━━ RECORDS SUPPLIED

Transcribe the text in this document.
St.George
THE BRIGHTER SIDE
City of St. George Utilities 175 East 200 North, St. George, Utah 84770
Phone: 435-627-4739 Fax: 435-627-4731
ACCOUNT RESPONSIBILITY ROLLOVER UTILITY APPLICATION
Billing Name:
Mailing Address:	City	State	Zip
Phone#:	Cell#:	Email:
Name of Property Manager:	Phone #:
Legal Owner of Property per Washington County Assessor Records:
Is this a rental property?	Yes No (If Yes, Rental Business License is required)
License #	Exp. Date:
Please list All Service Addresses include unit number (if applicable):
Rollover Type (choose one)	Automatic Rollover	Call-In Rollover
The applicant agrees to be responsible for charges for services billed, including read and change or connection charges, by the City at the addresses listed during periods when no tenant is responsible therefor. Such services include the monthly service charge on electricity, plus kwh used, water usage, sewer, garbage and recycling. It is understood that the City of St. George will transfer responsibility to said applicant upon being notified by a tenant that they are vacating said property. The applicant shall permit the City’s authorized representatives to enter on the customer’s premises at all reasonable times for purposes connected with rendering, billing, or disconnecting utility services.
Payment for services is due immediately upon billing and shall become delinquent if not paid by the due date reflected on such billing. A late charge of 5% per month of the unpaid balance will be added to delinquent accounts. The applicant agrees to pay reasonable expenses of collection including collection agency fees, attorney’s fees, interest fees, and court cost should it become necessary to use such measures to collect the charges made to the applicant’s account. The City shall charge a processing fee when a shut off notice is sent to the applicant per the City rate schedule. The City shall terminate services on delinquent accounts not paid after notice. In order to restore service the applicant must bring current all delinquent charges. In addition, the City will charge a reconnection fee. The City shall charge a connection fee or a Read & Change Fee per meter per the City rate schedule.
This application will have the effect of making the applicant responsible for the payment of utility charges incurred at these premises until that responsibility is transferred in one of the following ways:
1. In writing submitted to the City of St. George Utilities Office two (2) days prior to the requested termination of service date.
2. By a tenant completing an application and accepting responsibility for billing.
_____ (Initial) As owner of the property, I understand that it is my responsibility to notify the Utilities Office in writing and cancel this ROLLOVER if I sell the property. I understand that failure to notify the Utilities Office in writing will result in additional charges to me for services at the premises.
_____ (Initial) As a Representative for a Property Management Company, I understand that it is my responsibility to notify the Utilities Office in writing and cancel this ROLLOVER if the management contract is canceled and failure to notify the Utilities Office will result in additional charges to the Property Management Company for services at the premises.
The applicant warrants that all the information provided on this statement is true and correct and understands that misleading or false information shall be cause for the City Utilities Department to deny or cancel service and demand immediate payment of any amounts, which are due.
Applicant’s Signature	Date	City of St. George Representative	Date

━━━━

* AIM: Copy the lines from the entries above in which the word "Name" appears.

* FINAL ANSWER:
Billing Name:
Name of Property Manager:	Phone #:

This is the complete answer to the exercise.